▶ AIM: Repeat the records verbatim and leave the pictures out of your copy.

(Source records)
--------------------------------
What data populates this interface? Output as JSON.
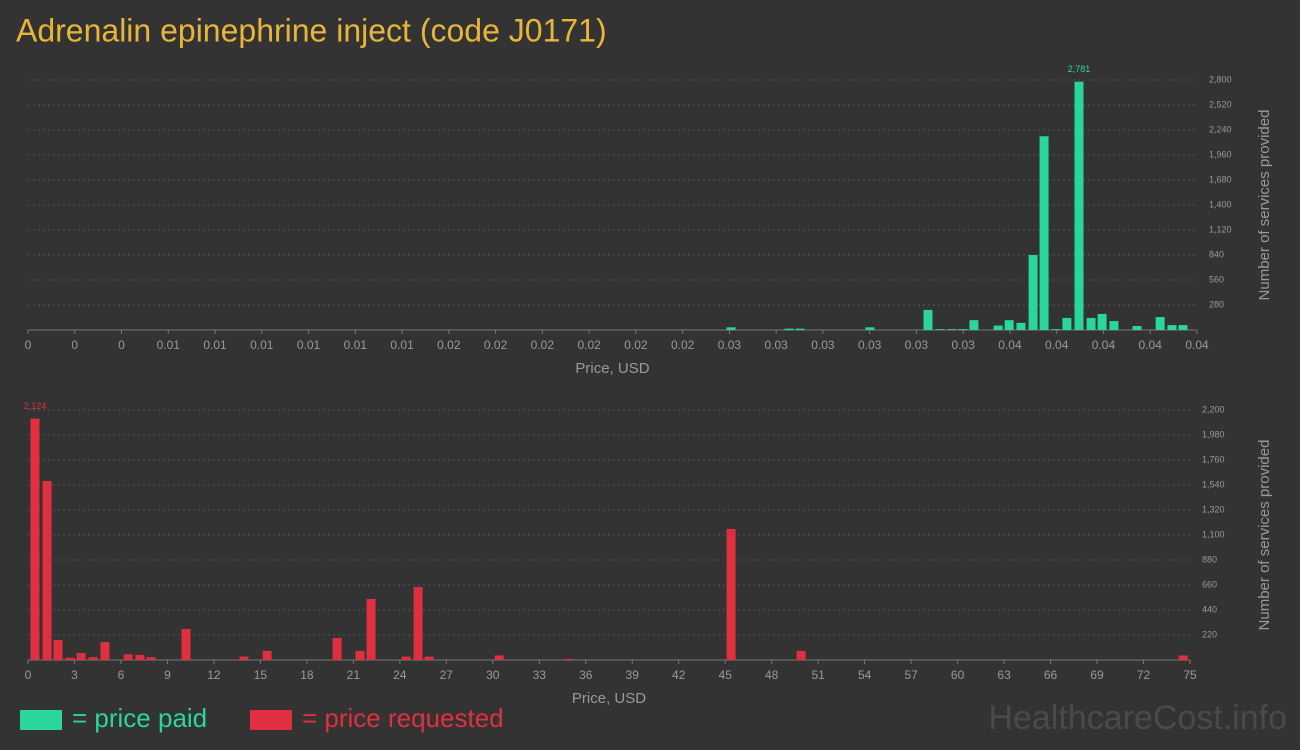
{
  "chart_data": [
    {
      "type": "bar",
      "title": "Adrenalin epinephrine inject (code J0171)",
      "x_label": "Price, USD",
      "y_label": "Number of services provided",
      "xlim": [
        0,
        0.0425
      ],
      "xticks": [
        {
          "value": 0,
          "label": "0"
        },
        {
          "value": 0.0017,
          "label": "0"
        },
        {
          "value": 0.0034,
          "label": "0"
        },
        {
          "value": 0.0051,
          "label": "0.01"
        },
        {
          "value": 0.0068,
          "label": "0.01"
        },
        {
          "value": 0.0085,
          "label": "0.01"
        },
        {
          "value": 0.0102,
          "label": "0.01"
        },
        {
          "value": 0.0119,
          "label": "0.01"
        },
        {
          "value": 0.0136,
          "label": "0.01"
        },
        {
          "value": 0.0153,
          "label": "0.02"
        },
        {
          "value": 0.017,
          "label": "0.02"
        },
        {
          "value": 0.0187,
          "label": "0.02"
        },
        {
          "value": 0.0204,
          "label": "0.02"
        },
        {
          "value": 0.0221,
          "label": "0.02"
        },
        {
          "value": 0.0238,
          "label": "0.02"
        },
        {
          "value": 0.0255,
          "label": "0.03"
        },
        {
          "value": 0.0272,
          "label": "0.03"
        },
        {
          "value": 0.0289,
          "label": "0.03"
        },
        {
          "value": 0.0306,
          "label": "0.03"
        },
        {
          "value": 0.0323,
          "label": "0.03"
        },
        {
          "value": 0.034,
          "label": "0.03"
        },
        {
          "value": 0.0357,
          "label": "0.04"
        },
        {
          "value": 0.0374,
          "label": "0.04"
        },
        {
          "value": 0.0391,
          "label": "0.04"
        },
        {
          "value": 0.0408,
          "label": "0.04"
        },
        {
          "value": 0.0425,
          "label": "0.04"
        }
      ],
      "ylim": [
        0,
        2800
      ],
      "yticks": [
        280,
        560,
        840,
        {
          "value": 1120,
          "label": "1,120"
        },
        {
          "value": 1400,
          "label": "1,400"
        },
        {
          "value": 1680,
          "label": "1,680"
        },
        {
          "value": 1960,
          "label": "1,960"
        },
        {
          "value": 2240,
          "label": "2,240"
        },
        {
          "value": 2520,
          "label": "2,520"
        },
        {
          "value": 2800,
          "label": "2,800"
        }
      ],
      "grid": true,
      "series": [
        {
          "name": "= price paid",
          "color": "#2ad79a",
          "x": [
            0.02556,
            0.02767,
            0.02807,
            0.03061,
            0.03272,
            0.03316,
            0.03359,
            0.03399,
            0.03439,
            0.03527,
            0.03567,
            0.0361,
            0.03654,
            0.03694,
            0.03737,
            0.03777,
            0.03821,
            0.03865,
            0.03905,
            0.03948,
            0.04032,
            0.04116,
            0.04159,
            0.04199
          ],
          "values": [
            30,
            15,
            15,
            30,
            225,
            10,
            10,
            10,
            110,
            50,
            110,
            80,
            840,
            2170,
            10,
            135,
            2781,
            135,
            180,
            100,
            45,
            145,
            55,
            55
          ],
          "value_labels": [
            null,
            null,
            null,
            null,
            null,
            null,
            null,
            null,
            null,
            null,
            null,
            null,
            null,
            null,
            null,
            null,
            "2,781",
            null,
            null,
            null,
            null,
            null,
            null,
            null
          ]
        }
      ]
    },
    {
      "type": "bar",
      "x_label": "Price, USD",
      "y_label": "Number of services provided",
      "xlim": [
        0,
        75
      ],
      "xticks": [
        0,
        3,
        6,
        9,
        12,
        15,
        18,
        21,
        24,
        27,
        30,
        33,
        36,
        39,
        42,
        45,
        48,
        51,
        54,
        57,
        60,
        63,
        66,
        69,
        72,
        75
      ],
      "ylim": [
        0,
        2200
      ],
      "yticks": [
        220,
        440,
        660,
        880,
        {
          "value": 1100,
          "label": "1,100"
        },
        {
          "value": 1320,
          "label": "1,320"
        },
        {
          "value": 1540,
          "label": "1,540"
        },
        {
          "value": 1760,
          "label": "1,760"
        },
        {
          "value": 1980,
          "label": "1,980"
        },
        {
          "value": 2200,
          "label": "2,200"
        }
      ],
      "grid": true,
      "series": [
        {
          "name": "= price requested",
          "color": "#e0303f",
          "x": [
            0.45,
            1.23,
            1.94,
            2.71,
            3.42,
            4.2,
            4.97,
            6.46,
            7.23,
            7.94,
            10.2,
            13.94,
            15.43,
            19.95,
            21.43,
            22.14,
            24.4,
            25.18,
            25.89,
            30.41,
            34.93,
            45.38,
            49.9,
            74.56
          ],
          "values": [
            2124,
            1575,
            176,
            20,
            62,
            25,
            158,
            50,
            45,
            25,
            273,
            30,
            80,
            194,
            80,
            537,
            30,
            642,
            30,
            40,
            10,
            1153,
            80,
            40
          ],
          "value_labels": [
            "2,124",
            null,
            null,
            null,
            null,
            null,
            null,
            null,
            null,
            null,
            null,
            null,
            null,
            null,
            null,
            null,
            null,
            null,
            null,
            null,
            null,
            null,
            null,
            null
          ]
        }
      ]
    }
  ],
  "watermark": "HealthcareCost.info"
}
--------------------------------
▶ EXERCISE RESULT:
What data populates this interface? Output as JSON.
{
  "chart_data": [
    {
      "type": "bar",
      "title": "Adrenalin epinephrine inject (code J0171)",
      "x_label": "Price, USD",
      "y_label": "Number of services provided",
      "xlim": [
        0,
        0.0425
      ],
      "xticks": [
        {
          "value": 0,
          "label": "0"
        },
        {
          "value": 0.0017,
          "label": "0"
        },
        {
          "value": 0.0034,
          "label": "0"
        },
        {
          "value": 0.0051,
          "label": "0.01"
        },
        {
          "value": 0.0068,
          "label": "0.01"
        },
        {
          "value": 0.0085,
          "label": "0.01"
        },
        {
          "value": 0.0102,
          "label": "0.01"
        },
        {
          "value": 0.0119,
          "label": "0.01"
        },
        {
          "value": 0.0136,
          "label": "0.01"
        },
        {
          "value": 0.0153,
          "label": "0.02"
        },
        {
          "value": 0.017,
          "label": "0.02"
        },
        {
          "value": 0.0187,
          "label": "0.02"
        },
        {
          "value": 0.0204,
          "label": "0.02"
        },
        {
          "value": 0.0221,
          "label": "0.02"
        },
        {
          "value": 0.0238,
          "label": "0.02"
        },
        {
          "value": 0.0255,
          "label": "0.03"
        },
        {
          "value": 0.0272,
          "label": "0.03"
        },
        {
          "value": 0.0289,
          "label": "0.03"
        },
        {
          "value": 0.0306,
          "label": "0.03"
        },
        {
          "value": 0.0323,
          "label": "0.03"
        },
        {
          "value": 0.034,
          "label": "0.03"
        },
        {
          "value": 0.0357,
          "label": "0.04"
        },
        {
          "value": 0.0374,
          "label": "0.04"
        },
        {
          "value": 0.0391,
          "label": "0.04"
        },
        {
          "value": 0.0408,
          "label": "0.04"
        },
        {
          "value": 0.0425,
          "label": "0.04"
        }
      ],
      "ylim": [
        0,
        2800
      ],
      "yticks": [
        280,
        560,
        840,
        {
          "value": 1120,
          "label": "1,120"
        },
        {
          "value": 1400,
          "label": "1,400"
        },
        {
          "value": 1680,
          "label": "1,680"
        },
        {
          "value": 1960,
          "label": "1,960"
        },
        {
          "value": 2240,
          "label": "2,240"
        },
        {
          "value": 2520,
          "label": "2,520"
        },
        {
          "value": 2800,
          "label": "2,800"
        }
      ],
      "grid": true,
      "series": [
        {
          "name": "= price paid",
          "color": "#2ad79a",
          "x": [
            0.02556,
            0.02767,
            0.02807,
            0.03061,
            0.03272,
            0.03316,
            0.03359,
            0.03399,
            0.03439,
            0.03527,
            0.03567,
            0.0361,
            0.03654,
            0.03694,
            0.03737,
            0.03777,
            0.03821,
            0.03865,
            0.03905,
            0.03948,
            0.04032,
            0.04116,
            0.04159,
            0.04199
          ],
          "values": [
            30,
            15,
            15,
            30,
            225,
            10,
            10,
            10,
            110,
            50,
            110,
            80,
            840,
            2170,
            10,
            135,
            2781,
            135,
            180,
            100,
            45,
            145,
            55,
            55
          ],
          "value_labels": [
            null,
            null,
            null,
            null,
            null,
            null,
            null,
            null,
            null,
            null,
            null,
            null,
            null,
            null,
            null,
            null,
            "2,781",
            null,
            null,
            null,
            null,
            null,
            null,
            null
          ]
        }
      ]
    },
    {
      "type": "bar",
      "x_label": "Price, USD",
      "y_label": "Number of services provided",
      "xlim": [
        0,
        75
      ],
      "xticks": [
        0,
        3,
        6,
        9,
        12,
        15,
        18,
        21,
        24,
        27,
        30,
        33,
        36,
        39,
        42,
        45,
        48,
        51,
        54,
        57,
        60,
        63,
        66,
        69,
        72,
        75
      ],
      "ylim": [
        0,
        2200
      ],
      "yticks": [
        220,
        440,
        660,
        880,
        {
          "value": 1100,
          "label": "1,100"
        },
        {
          "value": 1320,
          "label": "1,320"
        },
        {
          "value": 1540,
          "label": "1,540"
        },
        {
          "value": 1760,
          "label": "1,760"
        },
        {
          "value": 1980,
          "label": "1,980"
        },
        {
          "value": 2200,
          "label": "2,200"
        }
      ],
      "grid": true,
      "series": [
        {
          "name": "= price requested",
          "color": "#e0303f",
          "x": [
            0.45,
            1.23,
            1.94,
            2.71,
            3.42,
            4.2,
            4.97,
            6.46,
            7.23,
            7.94,
            10.2,
            13.94,
            15.43,
            19.95,
            21.43,
            22.14,
            24.4,
            25.18,
            25.89,
            30.41,
            34.93,
            45.38,
            49.9,
            74.56
          ],
          "values": [
            2124,
            1575,
            176,
            20,
            62,
            25,
            158,
            50,
            45,
            25,
            273,
            30,
            80,
            194,
            80,
            537,
            30,
            642,
            30,
            40,
            10,
            1153,
            80,
            40
          ],
          "value_labels": [
            "2,124",
            null,
            null,
            null,
            null,
            null,
            null,
            null,
            null,
            null,
            null,
            null,
            null,
            null,
            null,
            null,
            null,
            null,
            null,
            null,
            null,
            null,
            null,
            null
          ]
        }
      ]
    }
  ],
  "watermark": "HealthcareCost.info"
}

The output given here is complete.